#### REQUIREMENT
Below are records. Count every line containing the word "Find" and give the number alone.

#### MATERIAL FOR THIS TASK
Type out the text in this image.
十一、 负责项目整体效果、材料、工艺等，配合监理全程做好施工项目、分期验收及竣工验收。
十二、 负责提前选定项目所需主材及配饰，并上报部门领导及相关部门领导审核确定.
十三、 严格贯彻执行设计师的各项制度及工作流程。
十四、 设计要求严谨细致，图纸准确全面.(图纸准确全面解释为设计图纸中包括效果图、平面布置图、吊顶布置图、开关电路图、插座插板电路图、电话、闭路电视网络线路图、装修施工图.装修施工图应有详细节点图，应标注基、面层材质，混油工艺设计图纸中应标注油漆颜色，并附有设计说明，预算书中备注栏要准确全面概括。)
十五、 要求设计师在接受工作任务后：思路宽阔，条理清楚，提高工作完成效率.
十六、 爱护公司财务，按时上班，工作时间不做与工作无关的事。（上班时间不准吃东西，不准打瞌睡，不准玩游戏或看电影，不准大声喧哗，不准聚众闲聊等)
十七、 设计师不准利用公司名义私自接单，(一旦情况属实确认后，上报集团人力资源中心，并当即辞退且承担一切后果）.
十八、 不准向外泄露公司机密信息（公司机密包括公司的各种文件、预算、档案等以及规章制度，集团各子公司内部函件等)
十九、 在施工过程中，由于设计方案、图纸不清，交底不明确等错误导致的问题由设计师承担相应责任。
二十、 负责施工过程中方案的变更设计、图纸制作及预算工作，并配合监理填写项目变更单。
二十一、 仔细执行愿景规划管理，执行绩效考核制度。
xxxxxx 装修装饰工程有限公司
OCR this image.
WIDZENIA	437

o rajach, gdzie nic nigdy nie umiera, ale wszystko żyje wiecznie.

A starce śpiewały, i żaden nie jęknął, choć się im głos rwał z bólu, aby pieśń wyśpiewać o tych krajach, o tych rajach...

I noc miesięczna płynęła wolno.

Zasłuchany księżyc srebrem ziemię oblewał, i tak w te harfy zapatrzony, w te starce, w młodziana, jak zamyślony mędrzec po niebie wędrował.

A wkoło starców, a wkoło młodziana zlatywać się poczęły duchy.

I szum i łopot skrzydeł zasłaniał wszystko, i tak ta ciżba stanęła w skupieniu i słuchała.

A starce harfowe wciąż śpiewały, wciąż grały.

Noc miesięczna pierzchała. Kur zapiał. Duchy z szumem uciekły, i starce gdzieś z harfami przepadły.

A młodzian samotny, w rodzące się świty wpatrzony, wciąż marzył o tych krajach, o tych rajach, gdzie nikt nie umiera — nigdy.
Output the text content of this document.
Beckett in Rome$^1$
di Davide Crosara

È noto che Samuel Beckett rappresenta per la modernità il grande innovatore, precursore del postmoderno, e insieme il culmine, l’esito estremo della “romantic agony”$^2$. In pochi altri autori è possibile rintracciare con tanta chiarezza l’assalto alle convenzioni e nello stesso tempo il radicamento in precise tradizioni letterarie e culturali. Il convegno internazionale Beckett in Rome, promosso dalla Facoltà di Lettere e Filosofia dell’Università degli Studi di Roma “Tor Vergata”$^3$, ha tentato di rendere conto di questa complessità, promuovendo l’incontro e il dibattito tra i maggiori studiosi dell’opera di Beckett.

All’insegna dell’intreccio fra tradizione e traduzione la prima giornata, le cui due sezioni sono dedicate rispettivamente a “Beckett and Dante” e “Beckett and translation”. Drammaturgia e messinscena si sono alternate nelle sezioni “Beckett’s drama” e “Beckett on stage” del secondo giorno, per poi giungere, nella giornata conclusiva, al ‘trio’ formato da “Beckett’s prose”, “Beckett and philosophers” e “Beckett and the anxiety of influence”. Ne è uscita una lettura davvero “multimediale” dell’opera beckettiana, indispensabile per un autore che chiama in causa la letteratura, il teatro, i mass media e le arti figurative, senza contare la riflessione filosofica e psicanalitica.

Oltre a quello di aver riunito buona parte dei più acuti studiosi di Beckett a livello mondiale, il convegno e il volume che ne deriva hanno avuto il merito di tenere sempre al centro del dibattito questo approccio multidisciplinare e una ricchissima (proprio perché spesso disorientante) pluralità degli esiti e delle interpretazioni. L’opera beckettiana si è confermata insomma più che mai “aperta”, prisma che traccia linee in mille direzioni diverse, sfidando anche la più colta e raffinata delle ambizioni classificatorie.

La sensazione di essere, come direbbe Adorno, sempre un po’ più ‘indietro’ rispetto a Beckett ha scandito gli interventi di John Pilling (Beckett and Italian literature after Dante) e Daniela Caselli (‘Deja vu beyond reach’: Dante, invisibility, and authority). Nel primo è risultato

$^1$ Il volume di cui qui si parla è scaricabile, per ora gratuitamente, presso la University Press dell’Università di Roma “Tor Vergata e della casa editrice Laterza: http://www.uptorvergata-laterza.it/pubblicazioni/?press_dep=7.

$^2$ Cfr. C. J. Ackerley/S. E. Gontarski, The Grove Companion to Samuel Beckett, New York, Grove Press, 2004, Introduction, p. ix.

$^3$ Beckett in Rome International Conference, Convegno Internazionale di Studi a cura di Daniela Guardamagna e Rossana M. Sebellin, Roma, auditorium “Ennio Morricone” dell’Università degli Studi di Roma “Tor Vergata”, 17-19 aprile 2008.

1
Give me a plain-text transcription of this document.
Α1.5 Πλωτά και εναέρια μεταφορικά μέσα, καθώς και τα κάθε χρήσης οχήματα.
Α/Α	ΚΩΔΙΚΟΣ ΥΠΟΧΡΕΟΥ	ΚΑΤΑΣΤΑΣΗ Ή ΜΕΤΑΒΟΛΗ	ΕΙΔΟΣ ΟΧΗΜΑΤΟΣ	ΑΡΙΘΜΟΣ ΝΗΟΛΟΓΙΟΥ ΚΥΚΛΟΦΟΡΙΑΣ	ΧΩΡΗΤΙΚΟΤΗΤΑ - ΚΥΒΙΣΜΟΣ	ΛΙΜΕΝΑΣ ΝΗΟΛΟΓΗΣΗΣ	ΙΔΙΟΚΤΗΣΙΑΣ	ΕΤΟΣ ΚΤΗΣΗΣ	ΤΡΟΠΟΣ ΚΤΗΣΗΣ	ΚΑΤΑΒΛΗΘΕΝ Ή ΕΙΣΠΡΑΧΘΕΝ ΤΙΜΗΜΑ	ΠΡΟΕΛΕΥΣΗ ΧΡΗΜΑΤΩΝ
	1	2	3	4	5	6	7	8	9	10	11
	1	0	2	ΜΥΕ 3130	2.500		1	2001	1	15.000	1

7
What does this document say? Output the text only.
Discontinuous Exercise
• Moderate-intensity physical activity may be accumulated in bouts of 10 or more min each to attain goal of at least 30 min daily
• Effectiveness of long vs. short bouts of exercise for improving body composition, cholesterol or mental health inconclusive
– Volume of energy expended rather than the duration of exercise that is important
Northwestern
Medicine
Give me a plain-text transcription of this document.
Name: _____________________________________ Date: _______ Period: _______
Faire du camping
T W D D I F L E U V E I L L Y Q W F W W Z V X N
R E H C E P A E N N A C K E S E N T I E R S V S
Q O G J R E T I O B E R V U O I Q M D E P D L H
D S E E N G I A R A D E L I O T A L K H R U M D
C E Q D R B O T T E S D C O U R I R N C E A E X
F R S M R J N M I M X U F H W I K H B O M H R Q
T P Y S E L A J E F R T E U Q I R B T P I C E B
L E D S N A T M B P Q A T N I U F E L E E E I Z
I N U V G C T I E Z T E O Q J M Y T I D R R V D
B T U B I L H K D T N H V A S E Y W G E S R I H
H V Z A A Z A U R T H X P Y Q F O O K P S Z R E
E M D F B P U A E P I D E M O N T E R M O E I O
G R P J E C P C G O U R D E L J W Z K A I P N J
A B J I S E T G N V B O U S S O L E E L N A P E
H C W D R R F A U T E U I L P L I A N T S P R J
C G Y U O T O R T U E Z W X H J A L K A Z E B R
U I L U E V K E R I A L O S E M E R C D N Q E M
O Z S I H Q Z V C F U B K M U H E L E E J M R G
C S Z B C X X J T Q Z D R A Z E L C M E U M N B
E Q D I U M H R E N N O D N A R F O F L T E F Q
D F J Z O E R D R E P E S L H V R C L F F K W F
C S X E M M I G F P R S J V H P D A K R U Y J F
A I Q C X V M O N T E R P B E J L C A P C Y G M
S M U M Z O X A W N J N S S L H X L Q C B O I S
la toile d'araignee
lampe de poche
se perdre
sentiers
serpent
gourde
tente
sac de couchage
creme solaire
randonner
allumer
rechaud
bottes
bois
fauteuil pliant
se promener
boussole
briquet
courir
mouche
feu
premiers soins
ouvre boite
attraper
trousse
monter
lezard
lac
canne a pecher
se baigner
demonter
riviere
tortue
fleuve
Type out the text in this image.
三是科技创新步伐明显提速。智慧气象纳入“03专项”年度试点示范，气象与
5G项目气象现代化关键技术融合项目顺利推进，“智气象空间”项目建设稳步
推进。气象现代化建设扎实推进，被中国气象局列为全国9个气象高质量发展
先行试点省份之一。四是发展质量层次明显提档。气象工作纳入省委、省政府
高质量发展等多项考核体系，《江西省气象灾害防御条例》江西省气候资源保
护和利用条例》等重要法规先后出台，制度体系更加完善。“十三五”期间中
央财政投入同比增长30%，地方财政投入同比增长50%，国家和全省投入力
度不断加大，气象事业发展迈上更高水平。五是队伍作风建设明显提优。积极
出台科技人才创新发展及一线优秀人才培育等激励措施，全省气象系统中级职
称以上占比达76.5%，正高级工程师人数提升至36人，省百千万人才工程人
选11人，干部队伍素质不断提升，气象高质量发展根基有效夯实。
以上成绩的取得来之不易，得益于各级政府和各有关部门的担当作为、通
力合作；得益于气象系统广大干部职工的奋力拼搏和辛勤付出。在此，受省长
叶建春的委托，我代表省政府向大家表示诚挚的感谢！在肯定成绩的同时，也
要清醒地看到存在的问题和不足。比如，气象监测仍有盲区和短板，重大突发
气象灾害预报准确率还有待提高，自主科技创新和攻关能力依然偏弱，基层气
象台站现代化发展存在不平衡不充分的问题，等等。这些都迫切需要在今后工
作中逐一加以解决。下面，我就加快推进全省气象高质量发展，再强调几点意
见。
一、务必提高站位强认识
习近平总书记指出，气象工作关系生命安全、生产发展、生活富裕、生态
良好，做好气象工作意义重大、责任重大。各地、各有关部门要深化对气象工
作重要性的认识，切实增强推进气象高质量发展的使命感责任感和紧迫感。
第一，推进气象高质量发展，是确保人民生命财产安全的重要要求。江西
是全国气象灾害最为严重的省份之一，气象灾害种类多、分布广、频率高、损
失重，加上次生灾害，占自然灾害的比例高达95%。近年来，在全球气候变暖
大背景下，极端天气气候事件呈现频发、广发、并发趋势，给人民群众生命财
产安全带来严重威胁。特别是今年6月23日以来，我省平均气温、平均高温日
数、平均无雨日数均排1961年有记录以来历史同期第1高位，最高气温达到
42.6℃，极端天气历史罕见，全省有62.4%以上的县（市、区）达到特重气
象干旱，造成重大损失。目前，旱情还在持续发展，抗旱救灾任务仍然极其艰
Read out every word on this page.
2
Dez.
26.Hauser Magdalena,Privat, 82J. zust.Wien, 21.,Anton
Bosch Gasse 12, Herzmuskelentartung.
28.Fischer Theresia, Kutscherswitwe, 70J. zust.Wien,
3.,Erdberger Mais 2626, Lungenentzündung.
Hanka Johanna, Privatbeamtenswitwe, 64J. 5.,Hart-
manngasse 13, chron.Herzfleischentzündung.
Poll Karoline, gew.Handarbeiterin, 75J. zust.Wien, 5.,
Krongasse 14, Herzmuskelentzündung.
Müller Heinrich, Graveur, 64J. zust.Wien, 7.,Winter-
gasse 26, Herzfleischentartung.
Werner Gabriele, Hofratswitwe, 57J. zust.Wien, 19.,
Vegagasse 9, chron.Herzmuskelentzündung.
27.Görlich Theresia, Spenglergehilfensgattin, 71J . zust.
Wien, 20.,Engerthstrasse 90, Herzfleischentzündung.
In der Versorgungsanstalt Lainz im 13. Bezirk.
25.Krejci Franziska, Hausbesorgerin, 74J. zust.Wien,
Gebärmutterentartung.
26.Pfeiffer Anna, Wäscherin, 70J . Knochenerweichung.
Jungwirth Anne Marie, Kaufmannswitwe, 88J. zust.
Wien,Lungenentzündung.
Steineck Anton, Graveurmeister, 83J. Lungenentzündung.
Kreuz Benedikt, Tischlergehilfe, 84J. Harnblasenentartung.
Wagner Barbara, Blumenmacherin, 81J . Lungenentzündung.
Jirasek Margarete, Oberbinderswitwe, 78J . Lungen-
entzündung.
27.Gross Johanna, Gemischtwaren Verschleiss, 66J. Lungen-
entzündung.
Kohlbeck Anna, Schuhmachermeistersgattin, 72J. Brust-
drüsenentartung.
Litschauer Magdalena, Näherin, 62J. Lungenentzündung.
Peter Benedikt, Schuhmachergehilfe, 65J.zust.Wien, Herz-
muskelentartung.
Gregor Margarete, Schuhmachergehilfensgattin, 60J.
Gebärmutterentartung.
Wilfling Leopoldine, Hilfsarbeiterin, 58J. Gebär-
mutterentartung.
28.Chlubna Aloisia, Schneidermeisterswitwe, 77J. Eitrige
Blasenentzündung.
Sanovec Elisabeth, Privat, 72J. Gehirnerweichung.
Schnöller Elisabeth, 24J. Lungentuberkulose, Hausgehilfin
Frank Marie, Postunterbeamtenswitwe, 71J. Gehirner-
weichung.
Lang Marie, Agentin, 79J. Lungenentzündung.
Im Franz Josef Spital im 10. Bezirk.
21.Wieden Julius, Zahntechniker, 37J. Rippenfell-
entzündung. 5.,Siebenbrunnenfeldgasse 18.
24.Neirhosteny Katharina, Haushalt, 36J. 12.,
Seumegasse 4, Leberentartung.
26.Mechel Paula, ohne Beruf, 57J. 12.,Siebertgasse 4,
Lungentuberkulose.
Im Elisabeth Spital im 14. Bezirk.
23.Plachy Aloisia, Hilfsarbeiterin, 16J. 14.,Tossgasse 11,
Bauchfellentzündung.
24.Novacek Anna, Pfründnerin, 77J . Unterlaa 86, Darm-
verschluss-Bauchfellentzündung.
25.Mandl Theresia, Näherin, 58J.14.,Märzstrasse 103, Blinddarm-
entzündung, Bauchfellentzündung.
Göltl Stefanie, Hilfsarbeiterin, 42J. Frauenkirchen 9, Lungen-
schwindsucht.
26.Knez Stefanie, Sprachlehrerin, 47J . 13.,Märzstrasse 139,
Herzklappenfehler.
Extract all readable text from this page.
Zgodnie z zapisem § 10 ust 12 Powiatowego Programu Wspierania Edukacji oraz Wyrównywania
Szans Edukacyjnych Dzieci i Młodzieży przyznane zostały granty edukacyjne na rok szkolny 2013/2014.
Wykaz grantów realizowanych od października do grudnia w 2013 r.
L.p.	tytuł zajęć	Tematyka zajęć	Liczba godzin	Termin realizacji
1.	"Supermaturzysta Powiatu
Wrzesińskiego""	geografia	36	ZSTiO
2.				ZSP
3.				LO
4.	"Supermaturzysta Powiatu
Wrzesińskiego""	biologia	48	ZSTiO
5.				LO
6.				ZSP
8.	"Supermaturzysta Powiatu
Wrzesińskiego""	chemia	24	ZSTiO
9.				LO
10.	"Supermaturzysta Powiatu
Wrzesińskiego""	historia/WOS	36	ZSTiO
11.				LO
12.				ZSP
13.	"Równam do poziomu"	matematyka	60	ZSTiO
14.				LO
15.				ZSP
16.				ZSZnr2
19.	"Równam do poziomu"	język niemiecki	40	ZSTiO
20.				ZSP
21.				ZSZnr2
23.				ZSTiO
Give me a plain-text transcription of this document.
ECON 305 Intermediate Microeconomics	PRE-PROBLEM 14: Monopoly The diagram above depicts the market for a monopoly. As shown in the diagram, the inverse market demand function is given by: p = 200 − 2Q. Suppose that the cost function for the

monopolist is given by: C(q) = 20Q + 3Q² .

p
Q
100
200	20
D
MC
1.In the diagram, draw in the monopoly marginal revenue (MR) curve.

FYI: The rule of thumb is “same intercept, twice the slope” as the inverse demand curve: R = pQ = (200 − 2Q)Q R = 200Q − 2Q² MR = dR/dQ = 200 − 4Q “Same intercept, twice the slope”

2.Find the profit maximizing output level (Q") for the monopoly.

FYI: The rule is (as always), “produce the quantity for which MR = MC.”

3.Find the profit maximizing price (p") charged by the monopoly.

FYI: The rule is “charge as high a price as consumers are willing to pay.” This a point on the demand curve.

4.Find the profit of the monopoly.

#### FINISHED ANSWER
3